### Records for the task:
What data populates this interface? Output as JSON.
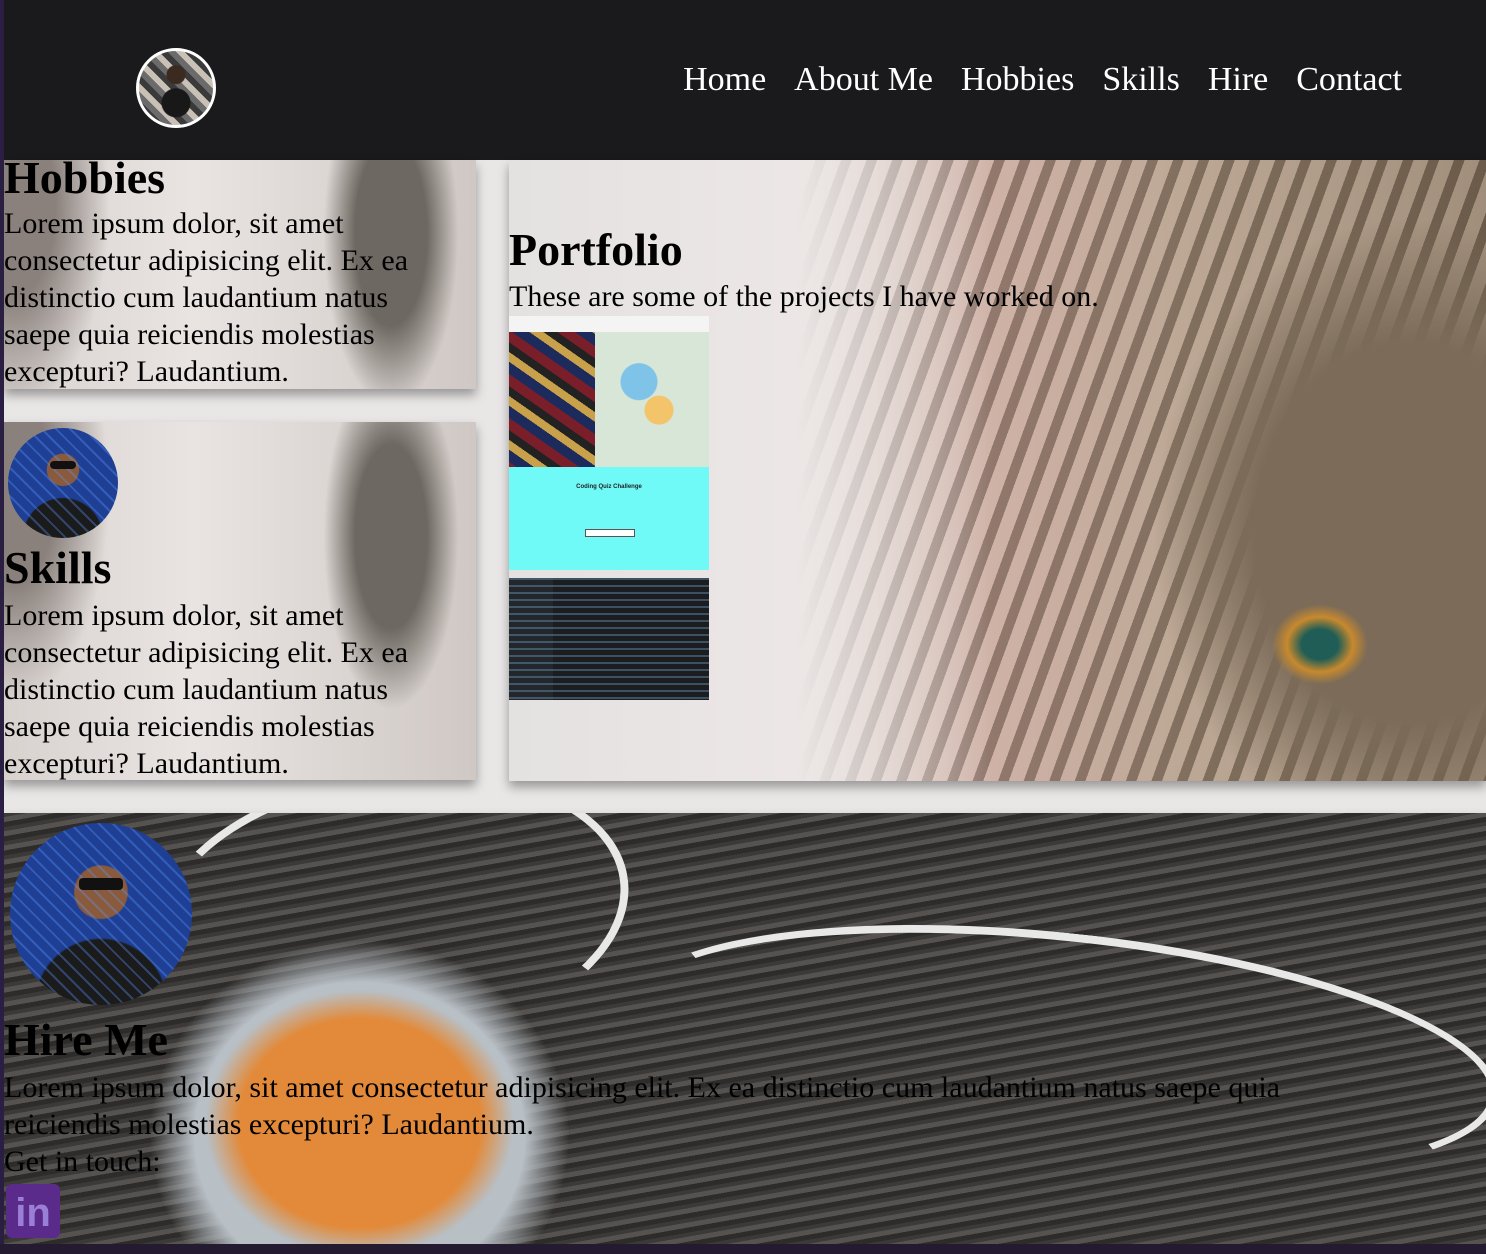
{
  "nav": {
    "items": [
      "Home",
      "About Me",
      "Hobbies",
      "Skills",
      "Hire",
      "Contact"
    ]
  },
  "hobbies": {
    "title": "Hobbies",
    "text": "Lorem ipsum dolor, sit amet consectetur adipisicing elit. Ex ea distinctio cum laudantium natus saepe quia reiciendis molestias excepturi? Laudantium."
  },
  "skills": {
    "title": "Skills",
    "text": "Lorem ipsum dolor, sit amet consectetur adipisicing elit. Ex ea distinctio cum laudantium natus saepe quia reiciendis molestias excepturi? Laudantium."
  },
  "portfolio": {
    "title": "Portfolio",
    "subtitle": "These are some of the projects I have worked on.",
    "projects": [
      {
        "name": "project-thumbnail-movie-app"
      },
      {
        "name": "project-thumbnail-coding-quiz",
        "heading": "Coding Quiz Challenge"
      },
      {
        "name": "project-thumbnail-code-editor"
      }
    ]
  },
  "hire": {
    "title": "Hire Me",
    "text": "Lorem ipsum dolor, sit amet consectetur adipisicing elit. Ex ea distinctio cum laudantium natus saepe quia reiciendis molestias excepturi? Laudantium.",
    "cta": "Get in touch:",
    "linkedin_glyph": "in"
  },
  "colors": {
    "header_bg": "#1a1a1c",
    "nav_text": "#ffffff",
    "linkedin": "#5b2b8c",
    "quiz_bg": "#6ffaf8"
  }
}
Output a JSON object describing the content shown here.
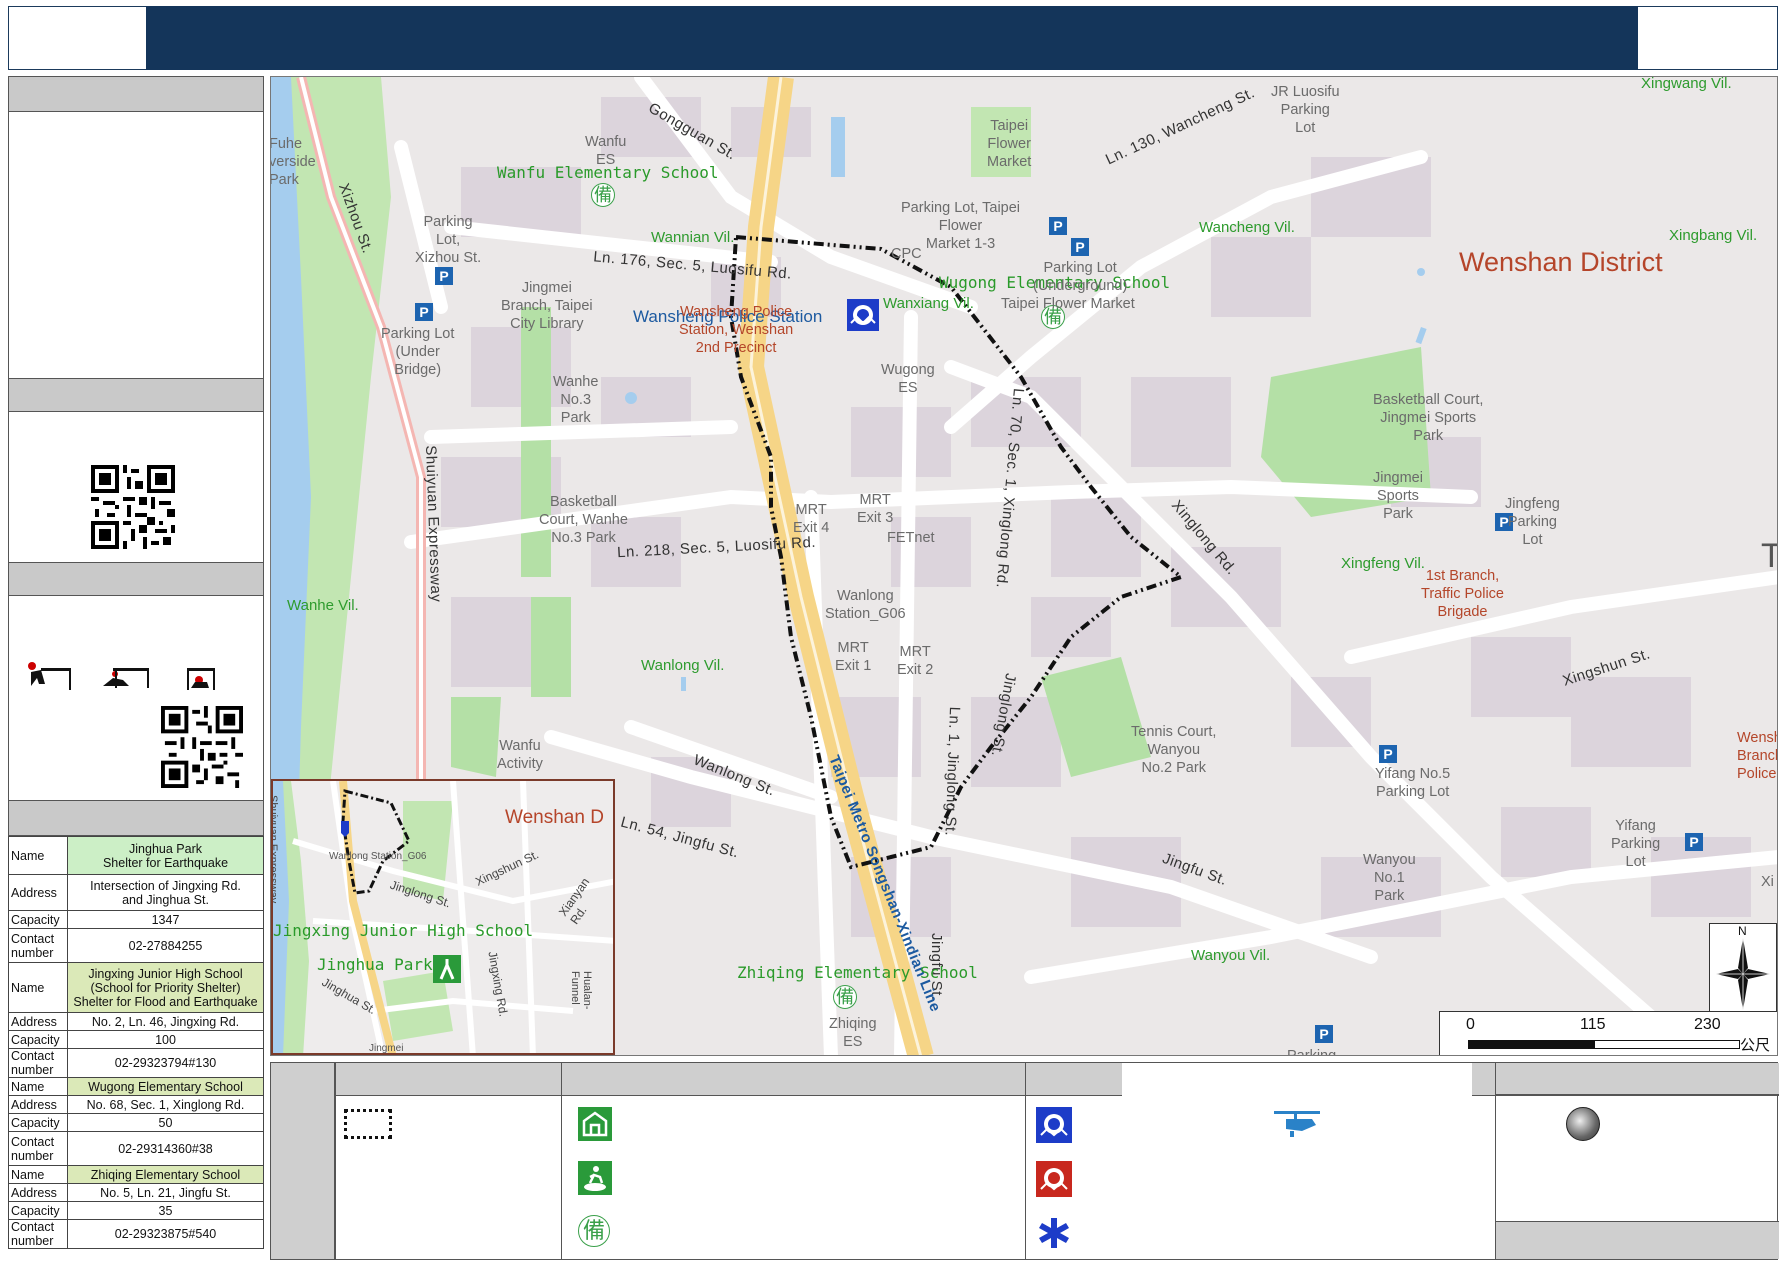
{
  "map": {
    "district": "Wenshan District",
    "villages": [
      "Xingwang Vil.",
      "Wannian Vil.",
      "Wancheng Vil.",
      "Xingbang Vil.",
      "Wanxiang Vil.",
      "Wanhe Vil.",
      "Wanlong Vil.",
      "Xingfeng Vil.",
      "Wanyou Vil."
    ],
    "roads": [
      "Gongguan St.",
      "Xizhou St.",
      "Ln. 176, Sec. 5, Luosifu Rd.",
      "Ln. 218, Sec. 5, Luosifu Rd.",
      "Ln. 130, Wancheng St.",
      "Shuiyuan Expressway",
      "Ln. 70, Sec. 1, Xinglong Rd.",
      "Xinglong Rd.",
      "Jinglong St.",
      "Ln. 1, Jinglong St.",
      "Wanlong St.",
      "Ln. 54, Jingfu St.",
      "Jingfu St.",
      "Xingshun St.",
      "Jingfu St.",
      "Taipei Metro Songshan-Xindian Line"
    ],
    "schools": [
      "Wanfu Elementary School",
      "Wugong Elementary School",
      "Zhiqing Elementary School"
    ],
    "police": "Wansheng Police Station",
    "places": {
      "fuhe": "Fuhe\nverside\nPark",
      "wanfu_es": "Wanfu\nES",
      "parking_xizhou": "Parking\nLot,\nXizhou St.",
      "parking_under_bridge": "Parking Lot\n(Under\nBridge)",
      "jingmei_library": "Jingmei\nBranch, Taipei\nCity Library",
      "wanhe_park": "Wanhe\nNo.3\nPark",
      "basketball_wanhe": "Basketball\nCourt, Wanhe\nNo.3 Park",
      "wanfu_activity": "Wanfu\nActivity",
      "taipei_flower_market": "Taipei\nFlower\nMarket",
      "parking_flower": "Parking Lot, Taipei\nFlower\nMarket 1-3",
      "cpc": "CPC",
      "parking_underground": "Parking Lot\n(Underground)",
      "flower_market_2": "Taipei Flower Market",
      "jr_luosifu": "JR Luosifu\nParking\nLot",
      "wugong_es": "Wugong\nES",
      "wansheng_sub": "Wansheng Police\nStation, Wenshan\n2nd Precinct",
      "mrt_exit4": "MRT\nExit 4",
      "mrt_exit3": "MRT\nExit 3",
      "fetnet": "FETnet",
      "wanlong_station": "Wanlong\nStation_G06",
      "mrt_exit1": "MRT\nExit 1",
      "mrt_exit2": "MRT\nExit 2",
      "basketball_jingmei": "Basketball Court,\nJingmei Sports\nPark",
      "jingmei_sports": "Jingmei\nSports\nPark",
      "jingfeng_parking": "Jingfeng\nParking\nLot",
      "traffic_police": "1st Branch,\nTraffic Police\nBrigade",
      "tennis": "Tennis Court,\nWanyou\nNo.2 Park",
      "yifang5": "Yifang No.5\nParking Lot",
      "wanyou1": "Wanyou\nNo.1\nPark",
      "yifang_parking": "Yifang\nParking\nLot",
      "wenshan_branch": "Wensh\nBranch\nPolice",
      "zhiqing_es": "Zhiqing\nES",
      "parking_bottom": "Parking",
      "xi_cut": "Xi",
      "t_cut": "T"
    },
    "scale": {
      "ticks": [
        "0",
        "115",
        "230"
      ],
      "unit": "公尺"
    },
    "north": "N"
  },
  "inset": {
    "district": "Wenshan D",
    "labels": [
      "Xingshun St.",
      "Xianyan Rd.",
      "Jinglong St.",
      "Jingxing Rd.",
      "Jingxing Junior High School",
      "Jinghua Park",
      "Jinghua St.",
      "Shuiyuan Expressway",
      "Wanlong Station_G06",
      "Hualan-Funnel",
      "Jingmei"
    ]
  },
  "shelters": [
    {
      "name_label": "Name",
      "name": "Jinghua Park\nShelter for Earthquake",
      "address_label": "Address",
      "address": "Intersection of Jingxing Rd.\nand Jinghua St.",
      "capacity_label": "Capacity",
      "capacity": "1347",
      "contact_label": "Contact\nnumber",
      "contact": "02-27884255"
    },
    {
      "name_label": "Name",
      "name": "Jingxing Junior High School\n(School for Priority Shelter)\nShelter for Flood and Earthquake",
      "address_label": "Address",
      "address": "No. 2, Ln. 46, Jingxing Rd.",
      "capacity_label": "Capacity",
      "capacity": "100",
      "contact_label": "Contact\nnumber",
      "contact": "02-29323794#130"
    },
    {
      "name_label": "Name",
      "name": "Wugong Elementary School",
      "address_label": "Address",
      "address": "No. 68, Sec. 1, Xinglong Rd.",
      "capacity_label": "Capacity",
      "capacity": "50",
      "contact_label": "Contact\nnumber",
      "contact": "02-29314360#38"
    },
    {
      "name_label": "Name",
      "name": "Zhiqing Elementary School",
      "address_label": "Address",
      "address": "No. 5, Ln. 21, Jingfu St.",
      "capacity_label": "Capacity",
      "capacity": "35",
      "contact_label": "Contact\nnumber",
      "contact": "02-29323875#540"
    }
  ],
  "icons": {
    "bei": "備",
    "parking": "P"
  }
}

### What to do:
Quote the full listing above word for word; exclude every picture from the copy.

### Solution to this task:
What data populates this interface? Output as JSON.
{
  "nav": {
    "items": [
      "Home",
      "About Me",
      "Hobbies",
      "Skills",
      "Hire",
      "Contact"
    ]
  },
  "hobbies": {
    "title": "Hobbies",
    "text": "Lorem ipsum dolor, sit amet consectetur adipisicing elit. Ex ea distinctio cum laudantium natus saepe quia reiciendis molestias excepturi? Laudantium."
  },
  "skills": {
    "title": "Skills",
    "text": "Lorem ipsum dolor, sit amet consectetur adipisicing elit. Ex ea distinctio cum laudantium natus saepe quia reiciendis molestias excepturi? Laudantium."
  },
  "portfolio": {
    "title": "Portfolio",
    "subtitle": "These are some of the projects I have worked on.",
    "projects": [
      {
        "name": "project-thumbnail-movie-app"
      },
      {
        "name": "project-thumbnail-coding-quiz",
        "heading": "Coding Quiz Challenge"
      },
      {
        "name": "project-thumbnail-code-editor"
      }
    ]
  },
  "hire": {
    "title": "Hire Me",
    "text": "Lorem ipsum dolor, sit amet consectetur adipisicing elit. Ex ea distinctio cum laudantium natus saepe quia reiciendis molestias excepturi? Laudantium.",
    "cta": "Get in touch:",
    "linkedin_glyph": "in"
  },
  "colors": {
    "header_bg": "#1a1a1c",
    "nav_text": "#ffffff",
    "linkedin": "#5b2b8c",
    "quiz_bg": "#6ffaf8"
  }
}
Output a JSON object describing the content shown here.
{
  "map": {
    "district": "Wenshan District",
    "villages": [
      "Xingwang Vil.",
      "Wannian Vil.",
      "Wancheng Vil.",
      "Xingbang Vil.",
      "Wanxiang Vil.",
      "Wanhe Vil.",
      "Wanlong Vil.",
      "Xingfeng Vil.",
      "Wanyou Vil."
    ],
    "roads": [
      "Gongguan St.",
      "Xizhou St.",
      "Ln. 176, Sec. 5, Luosifu Rd.",
      "Ln. 218, Sec. 5, Luosifu Rd.",
      "Ln. 130, Wancheng St.",
      "Shuiyuan Expressway",
      "Ln. 70, Sec. 1, Xinglong Rd.",
      "Xinglong Rd.",
      "Jinglong St.",
      "Ln. 1, Jinglong St.",
      "Wanlong St.",
      "Ln. 54, Jingfu St.",
      "Jingfu St.",
      "Xingshun St.",
      "Jingfu St.",
      "Taipei Metro Songshan-Xindian Line"
    ],
    "schools": [
      "Wanfu Elementary School",
      "Wugong Elementary School",
      "Zhiqing Elementary School"
    ],
    "police": "Wansheng Police Station",
    "places": {
      "fuhe": "Fuhe\nverside\nPark",
      "wanfu_es": "Wanfu\nES",
      "parking_xizhou": "Parking\nLot,\nXizhou St.",
      "parking_under_bridge": "Parking Lot\n(Under\nBridge)",
      "jingmei_library": "Jingmei\nBranch, Taipei\nCity Library",
      "wanhe_park": "Wanhe\nNo.3\nPark",
      "basketball_wanhe": "Basketball\nCourt, Wanhe\nNo.3 Park",
      "wanfu_activity": "Wanfu\nActivity",
      "taipei_flower_market": "Taipei\nFlower\nMarket",
      "parking_flower": "Parking Lot, Taipei\nFlower\nMarket 1-3",
      "cpc": "CPC",
      "parking_underground": "Parking Lot\n(Underground)",
      "flower_market_2": "Taipei Flower Market",
      "jr_luosifu": "JR Luosifu\nParking\nLot",
      "wugong_es": "Wugong\nES",
      "wansheng_sub": "Wansheng Police\nStation, Wenshan\n2nd Precinct",
      "mrt_exit4": "MRT\nExit 4",
      "mrt_exit3": "MRT\nExit 3",
      "fetnet": "FETnet",
      "wanlong_station": "Wanlong\nStation_G06",
      "mrt_exit1": "MRT\nExit 1",
      "mrt_exit2": "MRT\nExit 2",
      "basketball_jingmei": "Basketball Court,\nJingmei Sports\nPark",
      "jingmei_sports": "Jingmei\nSports\nPark",
      "jingfeng_parking": "Jingfeng\nParking\nLot",
      "traffic_police": "1st Branch,\nTraffic Police\nBrigade",
      "tennis": "Tennis Court,\nWanyou\nNo.2 Park",
      "yifang5": "Yifang No.5\nParking Lot",
      "wanyou1": "Wanyou\nNo.1\nPark",
      "yifang_parking": "Yifang\nParking\nLot",
      "wenshan_branch": "Wensh\nBranch\nPolice",
      "zhiqing_es": "Zhiqing\nES",
      "parking_bottom": "Parking",
      "xi_cut": "Xi",
      "t_cut": "T"
    },
    "scale": {
      "ticks": [
        "0",
        "115",
        "230"
      ],
      "unit": "公尺"
    },
    "north": "N"
  },
  "inset": {
    "district": "Wenshan D",
    "labels": [
      "Xingshun St.",
      "Xianyan Rd.",
      "Jinglong St.",
      "Jingxing Rd.",
      "Jingxing Junior High School",
      "Jinghua Park",
      "Jinghua St.",
      "Shuiyuan Expressway",
      "Wanlong Station_G06",
      "Hualan-Funnel",
      "Jingmei"
    ]
  },
  "shelters": [
    {
      "name_label": "Name",
      "name": "Jinghua Park\nShelter for Earthquake",
      "address_label": "Address",
      "address": "Intersection of Jingxing Rd.\nand Jinghua St.",
      "capacity_label": "Capacity",
      "capacity": "1347",
      "contact_label": "Contact\nnumber",
      "contact": "02-27884255"
    },
    {
      "name_label": "Name",
      "name": "Jingxing Junior High School\n(School for Priority Shelter)\nShelter for Flood and Earthquake",
      "address_label": "Address",
      "address": "No. 2, Ln. 46, Jingxing Rd.",
      "capacity_label": "Capacity",
      "capacity": "100",
      "contact_label": "Contact\nnumber",
      "contact": "02-29323794#130"
    },
    {
      "name_label": "Name",
      "name": "Wugong Elementary School",
      "address_label": "Address",
      "address": "No. 68, Sec. 1, Xinglong Rd.",
      "capacity_label": "Capacity",
      "capacity": "50",
      "contact_label": "Contact\nnumber",
      "contact": "02-29314360#38"
    },
    {
      "name_label": "Name",
      "name": "Zhiqing Elementary School",
      "address_label": "Address",
      "address": "No. 5, Ln. 21, Jingfu St.",
      "capacity_label": "Capacity",
      "capacity": "35",
      "contact_label": "Contact\nnumber",
      "contact": "02-29323875#540"
    }
  ],
  "icons": {
    "bei": "備",
    "parking": "P"
  }
}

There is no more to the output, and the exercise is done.